#### Exercise aim:
In full and without edits, write out the data that follows.

#### Materials provided:

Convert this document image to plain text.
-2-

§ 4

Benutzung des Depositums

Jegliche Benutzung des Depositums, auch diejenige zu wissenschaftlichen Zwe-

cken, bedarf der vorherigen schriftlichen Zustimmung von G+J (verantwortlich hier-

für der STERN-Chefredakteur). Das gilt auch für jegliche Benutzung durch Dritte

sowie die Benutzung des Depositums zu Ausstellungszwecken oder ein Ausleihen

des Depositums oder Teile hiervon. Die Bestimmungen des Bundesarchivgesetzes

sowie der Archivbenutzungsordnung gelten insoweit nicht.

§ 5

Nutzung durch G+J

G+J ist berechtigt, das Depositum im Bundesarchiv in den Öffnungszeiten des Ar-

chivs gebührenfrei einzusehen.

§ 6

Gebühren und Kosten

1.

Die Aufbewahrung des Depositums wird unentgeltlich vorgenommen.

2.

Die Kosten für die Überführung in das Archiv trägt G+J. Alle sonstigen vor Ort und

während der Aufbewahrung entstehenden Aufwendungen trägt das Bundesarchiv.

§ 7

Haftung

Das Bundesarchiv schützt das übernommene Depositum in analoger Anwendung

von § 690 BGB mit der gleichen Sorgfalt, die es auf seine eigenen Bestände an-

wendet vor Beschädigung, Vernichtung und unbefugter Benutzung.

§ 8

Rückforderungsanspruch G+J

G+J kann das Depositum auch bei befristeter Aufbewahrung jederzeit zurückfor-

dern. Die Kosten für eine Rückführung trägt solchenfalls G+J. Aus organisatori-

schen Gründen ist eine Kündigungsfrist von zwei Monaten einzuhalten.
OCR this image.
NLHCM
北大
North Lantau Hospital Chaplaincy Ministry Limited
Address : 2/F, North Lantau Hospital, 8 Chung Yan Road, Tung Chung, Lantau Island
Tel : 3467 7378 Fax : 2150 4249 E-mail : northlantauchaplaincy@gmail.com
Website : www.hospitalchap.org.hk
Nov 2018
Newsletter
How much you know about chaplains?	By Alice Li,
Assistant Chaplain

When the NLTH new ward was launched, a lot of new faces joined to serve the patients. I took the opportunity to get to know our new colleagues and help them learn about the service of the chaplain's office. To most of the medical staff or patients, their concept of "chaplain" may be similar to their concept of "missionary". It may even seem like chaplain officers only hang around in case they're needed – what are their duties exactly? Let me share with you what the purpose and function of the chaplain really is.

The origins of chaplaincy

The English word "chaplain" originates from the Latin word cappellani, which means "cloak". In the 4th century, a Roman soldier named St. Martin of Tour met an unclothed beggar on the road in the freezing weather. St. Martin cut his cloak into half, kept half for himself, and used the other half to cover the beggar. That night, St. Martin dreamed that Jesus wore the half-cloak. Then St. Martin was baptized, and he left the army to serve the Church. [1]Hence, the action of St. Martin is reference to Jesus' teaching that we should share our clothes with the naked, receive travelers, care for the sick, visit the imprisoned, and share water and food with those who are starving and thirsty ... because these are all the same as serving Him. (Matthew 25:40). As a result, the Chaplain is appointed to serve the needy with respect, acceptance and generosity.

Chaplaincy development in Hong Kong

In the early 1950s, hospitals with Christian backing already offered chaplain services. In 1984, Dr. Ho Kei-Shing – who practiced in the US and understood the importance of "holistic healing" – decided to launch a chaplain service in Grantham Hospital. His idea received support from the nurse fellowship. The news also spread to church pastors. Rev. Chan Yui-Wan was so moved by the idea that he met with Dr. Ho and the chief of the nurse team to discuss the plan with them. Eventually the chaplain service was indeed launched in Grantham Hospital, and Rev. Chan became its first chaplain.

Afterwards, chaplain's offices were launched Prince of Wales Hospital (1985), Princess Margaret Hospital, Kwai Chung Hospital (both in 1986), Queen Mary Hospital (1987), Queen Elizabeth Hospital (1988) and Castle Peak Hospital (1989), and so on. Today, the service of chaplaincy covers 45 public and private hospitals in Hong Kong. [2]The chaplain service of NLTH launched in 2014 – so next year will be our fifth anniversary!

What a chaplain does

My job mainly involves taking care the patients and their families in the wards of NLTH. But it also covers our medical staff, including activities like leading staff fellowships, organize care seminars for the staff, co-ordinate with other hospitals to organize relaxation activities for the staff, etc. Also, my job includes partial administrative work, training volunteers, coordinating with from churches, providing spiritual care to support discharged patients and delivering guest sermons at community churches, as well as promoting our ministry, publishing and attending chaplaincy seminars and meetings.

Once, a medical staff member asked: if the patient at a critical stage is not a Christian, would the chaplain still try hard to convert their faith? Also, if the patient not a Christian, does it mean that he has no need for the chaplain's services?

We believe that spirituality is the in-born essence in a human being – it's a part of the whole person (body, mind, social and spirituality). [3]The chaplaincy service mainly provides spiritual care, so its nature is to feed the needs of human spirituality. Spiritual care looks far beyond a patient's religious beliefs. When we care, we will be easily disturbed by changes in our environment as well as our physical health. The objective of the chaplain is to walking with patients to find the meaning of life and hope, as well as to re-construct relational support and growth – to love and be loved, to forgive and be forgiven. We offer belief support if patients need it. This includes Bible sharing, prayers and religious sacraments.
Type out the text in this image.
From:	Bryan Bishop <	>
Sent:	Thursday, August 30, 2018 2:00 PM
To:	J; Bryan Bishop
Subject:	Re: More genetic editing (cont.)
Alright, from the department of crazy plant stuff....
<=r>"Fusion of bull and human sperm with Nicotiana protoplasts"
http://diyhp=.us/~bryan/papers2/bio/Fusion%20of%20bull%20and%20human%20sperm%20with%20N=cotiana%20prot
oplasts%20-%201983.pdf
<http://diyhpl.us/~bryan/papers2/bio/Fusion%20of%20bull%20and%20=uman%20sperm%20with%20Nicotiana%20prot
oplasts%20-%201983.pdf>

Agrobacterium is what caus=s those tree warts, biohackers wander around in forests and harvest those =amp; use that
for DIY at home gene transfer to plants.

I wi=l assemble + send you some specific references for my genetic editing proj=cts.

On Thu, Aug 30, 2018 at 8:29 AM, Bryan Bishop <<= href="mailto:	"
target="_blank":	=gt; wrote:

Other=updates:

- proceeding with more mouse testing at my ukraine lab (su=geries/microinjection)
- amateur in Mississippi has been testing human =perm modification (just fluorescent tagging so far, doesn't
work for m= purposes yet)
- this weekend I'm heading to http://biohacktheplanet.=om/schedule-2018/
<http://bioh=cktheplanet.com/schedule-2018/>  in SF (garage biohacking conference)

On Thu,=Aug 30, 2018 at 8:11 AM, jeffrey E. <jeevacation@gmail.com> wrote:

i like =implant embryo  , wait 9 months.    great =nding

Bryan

#### Result below:
Convert this document image to plain text.
-2-

§ 4

Benutzung des Depositums

Jegliche Benutzung des Depositums, auch diejenige zu wissenschaftlichen Zwe-

cken, bedarf der vorherigen schriftlichen Zustimmung von G+J (verantwortlich hier-

für der STERN-Chefredakteur). Das gilt auch für jegliche Benutzung durch Dritte

sowie die Benutzung des Depositums zu Ausstellungszwecken oder ein Ausleihen

des Depositums oder Teile hiervon. Die Bestimmungen des Bundesarchivgesetzes

sowie der Archivbenutzungsordnung gelten insoweit nicht.

§ 5

Nutzung durch G+J

G+J ist berechtigt, das Depositum im Bundesarchiv in den Öffnungszeiten des Ar-

chivs gebührenfrei einzusehen.

§ 6

Gebühren und Kosten

1.

Die Aufbewahrung des Depositums wird unentgeltlich vorgenommen.

2.

Die Kosten für die Überführung in das Archiv trägt G+J. Alle sonstigen vor Ort und

während der Aufbewahrung entstehenden Aufwendungen trägt das Bundesarchiv.

§ 7

Haftung

Das Bundesarchiv schützt das übernommene Depositum in analoger Anwendung

von § 690 BGB mit der gleichen Sorgfalt, die es auf seine eigenen Bestände an-

wendet vor Beschädigung, Vernichtung und unbefugter Benutzung.

§ 8

Rückforderungsanspruch G+J

G+J kann das Depositum auch bei befristeter Aufbewahrung jederzeit zurückfor-

dern. Die Kosten für eine Rückführung trägt solchenfalls G+J. Aus organisatori-

schen Gründen ist eine Kündigungsfrist von zwei Monaten einzuhalten.
OCR this image.
NLHCM
北大
North Lantau Hospital Chaplaincy Ministry Limited
Address : 2/F, North Lantau Hospital, 8 Chung Yan Road, Tung Chung, Lantau Island
Tel : 3467 7378 Fax : 2150 4249 E-mail : northlantauchaplaincy@gmail.com
Website : www.hospitalchap.org.hk
Nov 2018
Newsletter
How much you know about chaplains?	By Alice Li,
Assistant Chaplain

When the NLTH new ward was launched, a lot of new faces joined to serve the patients. I took the opportunity to get to know our new colleagues and help them learn about the service of the chaplain's office. To most of the medical staff or patients, their concept of "chaplain" may be similar to their concept of "missionary". It may even seem like chaplain officers only hang around in case they're needed – what are their duties exactly? Let me share with you what the purpose and function of the chaplain really is.

The origins of chaplaincy

The English word "chaplain" originates from the Latin word cappellani, which means "cloak". In the 4th century, a Roman soldier named St. Martin of Tour met an unclothed beggar on the road in the freezing weather. St. Martin cut his cloak into half, kept half for himself, and used the other half to cover the beggar. That night, St. Martin dreamed that Jesus wore the half-cloak. Then St. Martin was baptized, and he left the army to serve the Church. [1]Hence, the action of St. Martin is reference to Jesus' teaching that we should share our clothes with the naked, receive travelers, care for the sick, visit the imprisoned, and share water and food with those who are starving and thirsty ... because these are all the same as serving Him. (Matthew 25:40). As a result, the Chaplain is appointed to serve the needy with respect, acceptance and generosity.

Chaplaincy development in Hong Kong

In the early 1950s, hospitals with Christian backing already offered chaplain services. In 1984, Dr. Ho Kei-Shing – who practiced in the US and understood the importance of "holistic healing" – decided to launch a chaplain service in Grantham Hospital. His idea received support from the nurse fellowship. The news also spread to church pastors. Rev. Chan Yui-Wan was so moved by the idea that he met with Dr. Ho and the chief of the nurse team to discuss the plan with them. Eventually the chaplain service was indeed launched in Grantham Hospital, and Rev. Chan became its first chaplain.

Afterwards, chaplain's offices were launched Prince of Wales Hospital (1985), Princess Margaret Hospital, Kwai Chung Hospital (both in 1986), Queen Mary Hospital (1987), Queen Elizabeth Hospital (1988) and Castle Peak Hospital (1989), and so on. Today, the service of chaplaincy covers 45 public and private hospitals in Hong Kong. [2]The chaplain service of NLTH launched in 2014 – so next year will be our fifth anniversary!

What a chaplain does

My job mainly involves taking care the patients and their families in the wards of NLTH. But it also covers our medical staff, including activities like leading staff fellowships, organize care seminars for the staff, co-ordinate with other hospitals to organize relaxation activities for the staff, etc. Also, my job includes partial administrative work, training volunteers, coordinating with from churches, providing spiritual care to support discharged patients and delivering guest sermons at community churches, as well as promoting our ministry, publishing and attending chaplaincy seminars and meetings.

Once, a medical staff member asked: if the patient at a critical stage is not a Christian, would the chaplain still try hard to convert their faith? Also, if the patient not a Christian, does it mean that he has no need for the chaplain's services?

We believe that spirituality is the in-born essence in a human being – it's a part of the whole person (body, mind, social and spirituality). [3]The chaplaincy service mainly provides spiritual care, so its nature is to feed the needs of human spirituality. Spiritual care looks far beyond a patient's religious beliefs. When we care, we will be easily disturbed by changes in our environment as well as our physical health. The objective of the chaplain is to walking with patients to find the meaning of life and hope, as well as to re-construct relational support and growth – to love and be loved, to forgive and be forgiven. We offer belief support if patients need it. This includes Bible sharing, prayers and religious sacraments.
Type out the text in this image.
From:	Bryan Bishop <	>
Sent:	Thursday, August 30, 2018 2:00 PM
To:	J; Bryan Bishop
Subject:	Re: More genetic editing (cont.)
Alright, from the department of crazy plant stuff....
<=r>"Fusion of bull and human sperm with Nicotiana protoplasts"
http://diyhp=.us/~bryan/papers2/bio/Fusion%20of%20bull%20and%20human%20sperm%20with%20N=cotiana%20prot
oplasts%20-%201983.pdf
<http://diyhpl.us/~bryan/papers2/bio/Fusion%20of%20bull%20and%20=uman%20sperm%20with%20Nicotiana%20prot
oplasts%20-%201983.pdf>

Agrobacterium is what caus=s those tree warts, biohackers wander around in forests and harvest those =amp; use that
for DIY at home gene transfer to plants.

I wi=l assemble + send you some specific references for my genetic editing proj=cts.

On Thu, Aug 30, 2018 at 8:29 AM, Bryan Bishop <<= href="mailto:	"
target="_blank":	=gt; wrote:

Other=updates:

- proceeding with more mouse testing at my ukraine lab (su=geries/microinjection)
- amateur in Mississippi has been testing human =perm modification (just fluorescent tagging so far, doesn't
work for m= purposes yet)
- this weekend I'm heading to http://biohacktheplanet.=om/schedule-2018/
<http://bioh=cktheplanet.com/schedule-2018/>  in SF (garage biohacking conference)

On Thu,=Aug 30, 2018 at 8:11 AM, jeffrey E. <jeevacation@gmail.com> wrote:

i like =implant embryo  , wait 9 months.    great =nding

Bryan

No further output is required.